# Start of MATERIAL FOR THIS TASK
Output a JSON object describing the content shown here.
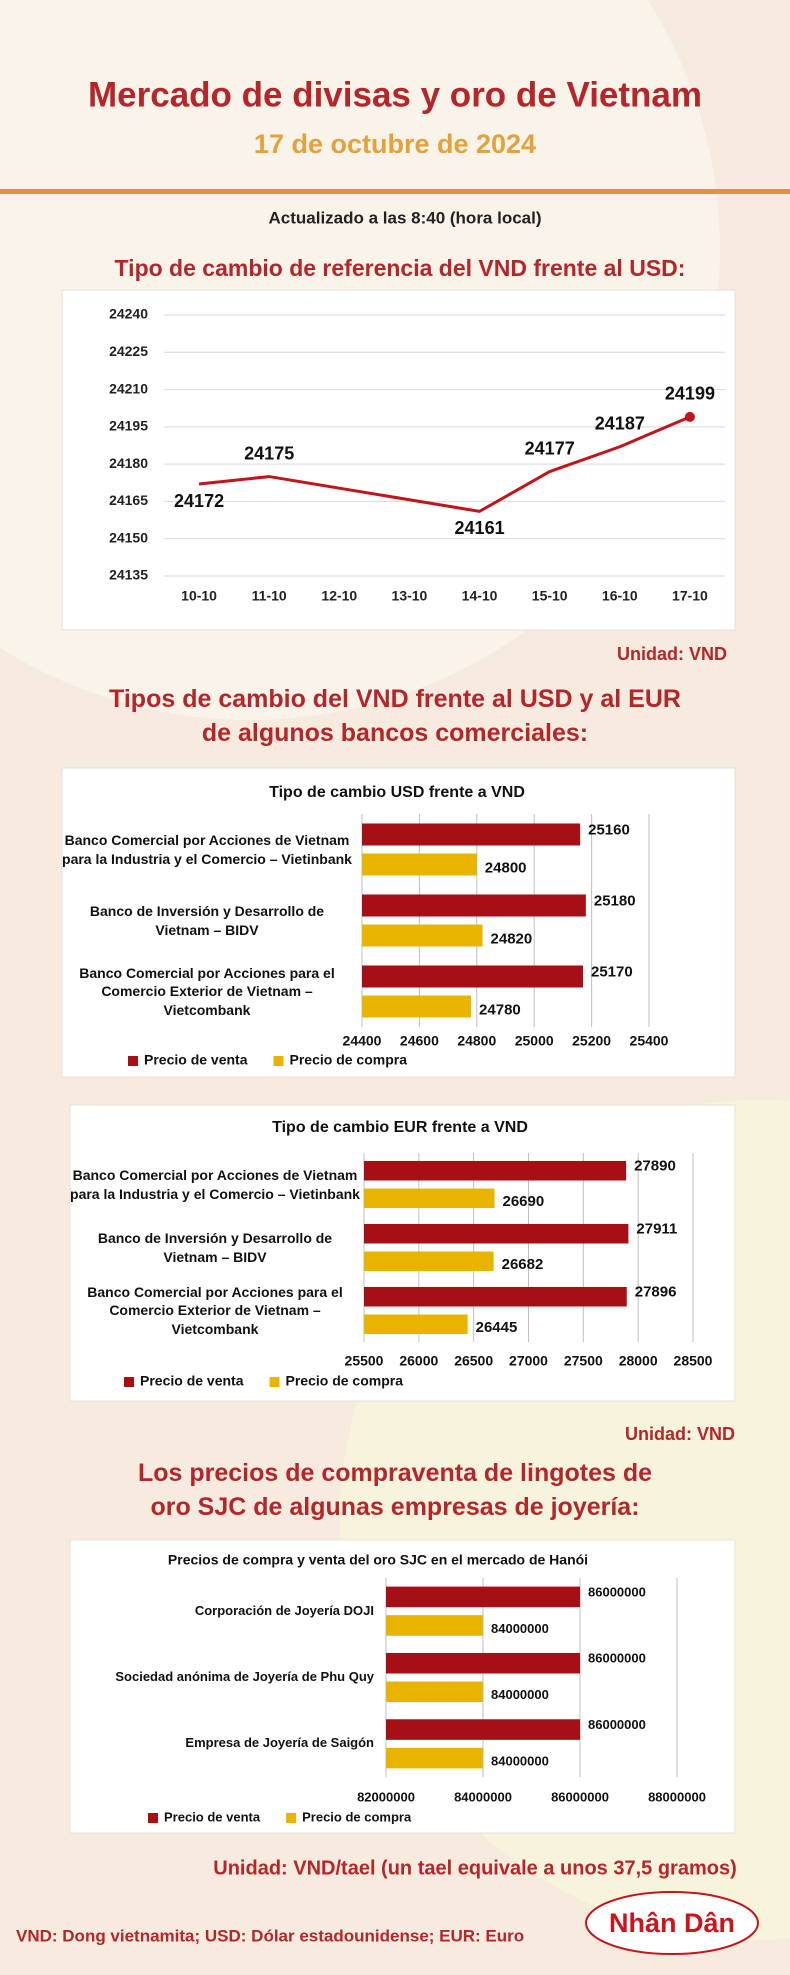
{
  "header": {
    "title": "Mercado de divisas y oro de Vietnam",
    "date": "17 de octubre de 2024",
    "updated": "Actualizado a las 8:40 (hora local)"
  },
  "sections": [
    {
      "heading": "Tipo de cambio de referencia del VND frente al USD:",
      "unit": "Unidad: VND"
    },
    {
      "heading": "Tipos de cambio del VND frente al USD y al EUR de algunos bancos comerciales:",
      "unit": "Unidad: VND"
    },
    {
      "heading": "Los precios de compraventa de lingotes de oro SJC de algunas empresas de joyería:",
      "unit": "Unidad: VND/tael (un tael equivale a unos 37,5 gramos)"
    }
  ],
  "footer": "VND: Dong vietnamita; USD: Dólar estadounidense; EUR: Euro",
  "logo": "Nhân Dân",
  "chart_data": [
    {
      "type": "line",
      "categories": [
        "10-10",
        "11-10",
        "12-10",
        "13-10",
        "14-10",
        "15-10",
        "16-10",
        "17-10"
      ],
      "values": [
        24172,
        24175,
        null,
        null,
        24161,
        24177,
        24187,
        24199
      ],
      "color": "#c0161b",
      "ylim": [
        24135,
        24240
      ],
      "yticks": [
        24135,
        24150,
        24165,
        24180,
        24195,
        24210,
        24225,
        24240
      ],
      "grid": true
    },
    {
      "type": "hbar",
      "title": "Tipo de cambio USD frente a VND",
      "categories": [
        "Banco Comercial por Acciones de Vietnam para la Industria y el Comercio – Vietinbank",
        "Banco de Inversión y Desarrollo de Vietnam – BIDV",
        "Banco Comercial por Acciones para el Comercio Exterior de Vietnam – Vietcombank"
      ],
      "series": [
        {
          "name": "Precio de venta",
          "color": "#a50f15",
          "values": [
            25160,
            25180,
            25170
          ]
        },
        {
          "name": "Precio de compra",
          "color": "#e8b400",
          "values": [
            24800,
            24820,
            24780
          ]
        }
      ],
      "xlim": [
        24400,
        25400
      ],
      "xticks": [
        24400,
        24600,
        24800,
        25000,
        25200,
        25400
      ],
      "grid": true,
      "legend": "bottom-left"
    },
    {
      "type": "hbar",
      "title": "Tipo de cambio EUR frente a VND",
      "categories": [
        "Banco Comercial por Acciones de Vietnam para la Industria y el Comercio – Vietinbank",
        "Banco de Inversión y Desarrollo de Vietnam – BIDV",
        "Banco Comercial por Acciones para el Comercio Exterior de Vietnam – Vietcombank"
      ],
      "series": [
        {
          "name": "Precio de venta",
          "color": "#a50f15",
          "values": [
            27890,
            27911,
            27896
          ]
        },
        {
          "name": "Precio de compra",
          "color": "#e8b400",
          "values": [
            26690,
            26682,
            26445
          ]
        }
      ],
      "xlim": [
        25500,
        28500
      ],
      "xticks": [
        25500,
        26000,
        26500,
        27000,
        27500,
        28000,
        28500
      ],
      "grid": true,
      "legend": "bottom-left"
    },
    {
      "type": "hbar",
      "title": "Precios de compra y venta del oro SJC en el mercado de Hanói",
      "categories": [
        "Corporación de Joyería DOJI",
        "Sociedad anónima de Joyería de Phu Quy",
        "Empresa de Joyería de Saigón"
      ],
      "series": [
        {
          "name": "Precio de venta",
          "color": "#a50f15",
          "values": [
            86000000,
            86000000,
            86000000
          ]
        },
        {
          "name": "Precio de compra",
          "color": "#e8b400",
          "values": [
            84000000,
            84000000,
            84000000
          ]
        }
      ],
      "xlim": [
        82000000,
        88000000
      ],
      "xticks": [
        82000000,
        84000000,
        86000000,
        88000000
      ],
      "grid": true,
      "legend": "bottom-left"
    }
  ]
}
# End of MATERIAL FOR THIS TASK
_WHAT YOU HAVE TO DO:_ Every record above must be given again exactly; drop the pictures.

_RESULT OF THIS TASK:_
Output a JSON object describing the content shown here.
{
  "header": {
    "title": "Mercado de divisas y oro de Vietnam",
    "date": "17 de octubre de 2024",
    "updated": "Actualizado a las 8:40 (hora local)"
  },
  "sections": [
    {
      "heading": "Tipo de cambio de referencia del VND frente al USD:",
      "unit": "Unidad: VND"
    },
    {
      "heading": "Tipos de cambio del VND frente al USD y al EUR de algunos bancos comerciales:",
      "unit": "Unidad: VND"
    },
    {
      "heading": "Los precios de compraventa de lingotes de oro SJC de algunas empresas de joyería:",
      "unit": "Unidad: VND/tael (un tael equivale a unos 37,5 gramos)"
    }
  ],
  "footer": "VND: Dong vietnamita; USD: Dólar estadounidense; EUR: Euro",
  "logo": "Nhân Dân",
  "chart_data": [
    {
      "type": "line",
      "categories": [
        "10-10",
        "11-10",
        "12-10",
        "13-10",
        "14-10",
        "15-10",
        "16-10",
        "17-10"
      ],
      "values": [
        24172,
        24175,
        null,
        null,
        24161,
        24177,
        24187,
        24199
      ],
      "color": "#c0161b",
      "ylim": [
        24135,
        24240
      ],
      "yticks": [
        24135,
        24150,
        24165,
        24180,
        24195,
        24210,
        24225,
        24240
      ],
      "grid": true
    },
    {
      "type": "hbar",
      "title": "Tipo de cambio USD frente a VND",
      "categories": [
        "Banco Comercial por Acciones de Vietnam para la Industria y el Comercio – Vietinbank",
        "Banco de Inversión y Desarrollo de Vietnam – BIDV",
        "Banco Comercial por Acciones para el Comercio Exterior de Vietnam – Vietcombank"
      ],
      "series": [
        {
          "name": "Precio de venta",
          "color": "#a50f15",
          "values": [
            25160,
            25180,
            25170
          ]
        },
        {
          "name": "Precio de compra",
          "color": "#e8b400",
          "values": [
            24800,
            24820,
            24780
          ]
        }
      ],
      "xlim": [
        24400,
        25400
      ],
      "xticks": [
        24400,
        24600,
        24800,
        25000,
        25200,
        25400
      ],
      "grid": true,
      "legend": "bottom-left"
    },
    {
      "type": "hbar",
      "title": "Tipo de cambio EUR frente a VND",
      "categories": [
        "Banco Comercial por Acciones de Vietnam para la Industria y el Comercio – Vietinbank",
        "Banco de Inversión y Desarrollo de Vietnam – BIDV",
        "Banco Comercial por Acciones para el Comercio Exterior de Vietnam – Vietcombank"
      ],
      "series": [
        {
          "name": "Precio de venta",
          "color": "#a50f15",
          "values": [
            27890,
            27911,
            27896
          ]
        },
        {
          "name": "Precio de compra",
          "color": "#e8b400",
          "values": [
            26690,
            26682,
            26445
          ]
        }
      ],
      "xlim": [
        25500,
        28500
      ],
      "xticks": [
        25500,
        26000,
        26500,
        27000,
        27500,
        28000,
        28500
      ],
      "grid": true,
      "legend": "bottom-left"
    },
    {
      "type": "hbar",
      "title": "Precios de compra y venta del oro SJC en el mercado de Hanói",
      "categories": [
        "Corporación de Joyería DOJI",
        "Sociedad anónima de Joyería de Phu Quy",
        "Empresa de Joyería de Saigón"
      ],
      "series": [
        {
          "name": "Precio de venta",
          "color": "#a50f15",
          "values": [
            86000000,
            86000000,
            86000000
          ]
        },
        {
          "name": "Precio de compra",
          "color": "#e8b400",
          "values": [
            84000000,
            84000000,
            84000000
          ]
        }
      ],
      "xlim": [
        82000000,
        88000000
      ],
      "xticks": [
        82000000,
        84000000,
        86000000,
        88000000
      ],
      "grid": true,
      "legend": "bottom-left"
    }
  ]
}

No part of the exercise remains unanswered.